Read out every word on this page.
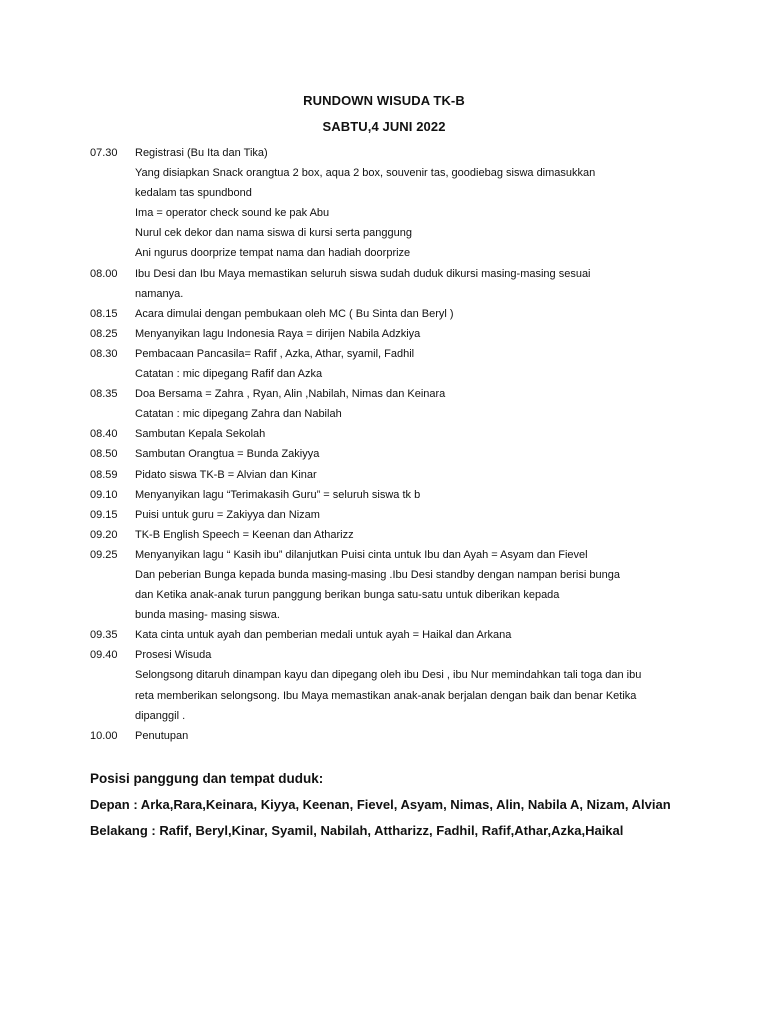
RUNDOWN WISUDA TK-B
SABTU,4 JUNI 2022
07.30 Registrasi (Bu Ita dan Tika)
Yang disiapkan Snack orangtua 2 box, aqua 2 box, souvenir tas, goodiebag siswa dimasukkan
kedalam tas spundbond
Ima = operator check sound ke pak Abu
Nurul cek dekor dan nama siswa di kursi serta panggung
Ani ngurus doorprize tempat nama dan hadiah doorprize
08.00 Ibu Desi dan Ibu Maya memastikan seluruh siswa sudah duduk dikursi masing-masing sesuai
namanya.
08.15 Acara dimulai dengan pembukaan oleh MC ( Bu Sinta dan Beryl )
08.25 Menyanyikan lagu Indonesia Raya = dirijen Nabila Adzkiya
08.30 Pembacaan Pancasila= Rafif , Azka, Athar, syamil, Fadhil
Catatan : mic dipegang Rafif dan Azka
08.35 Doa Bersama = Zahra , Ryan, Alin ,Nabilah, Nimas dan Keinara
Catatan : mic dipegang Zahra dan Nabilah
08.40 Sambutan Kepala Sekolah
08.50 Sambutan Orangtua = Bunda Zakiyya
08.59 Pidato siswa TK-B = Alvian dan Kinar
09.10 Menyanyikan lagu “Terimakasih Guru” = seluruh siswa tk b
09.15 Puisi untuk guru = Zakiyya dan Nizam
09.20 TK-B English Speech = Keenan dan Atharizz
09.25 Menyanyikan lagu “ Kasih ibu” dilanjutkan Puisi cinta untuk Ibu dan Ayah = Asyam dan Fievel
Dan peberian Bunga kepada bunda masing-masing .Ibu Desi standby dengan nampan berisi bunga
dan Ketika anak-anak turun panggung berikan bunga satu-satu untuk diberikan kepada
bunda masing- masing siswa.
09.35 Kata cinta untuk ayah dan pemberian medali untuk ayah = Haikal dan Arkana
09.40 Prosesi Wisuda
Selongsong ditaruh dinampan kayu dan dipegang oleh ibu Desi , ibu Nur memindahkan tali toga dan ibu
reta memberikan selongsong. Ibu Maya memastikan anak-anak berjalan dengan baik dan benar Ketika
dipanggil .
10.00 Penutupan
Posisi panggung dan tempat duduk:
Depan : Arka,Rara,Keinara, Kiyya, Keenan, Fievel, Asyam, Nimas, Alin, Nabila A, Nizam, Alvian
Belakang : Rafif, Beryl,Kinar, Syamil, Nabilah, Attharizz, Fadhil, Rafif,Athar,Azka,Haikal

WHAT YOU HAVE TO DO: Pick out the lines containing the word "bunga" and show them.

FULL SOLUTION:
Dan peberian Bunga kepada bunda masing-masing .Ibu Desi standby dengan nampan berisi bunga
dan Ketika anak-anak turun panggung berikan bunga satu-satu untuk diberikan kepada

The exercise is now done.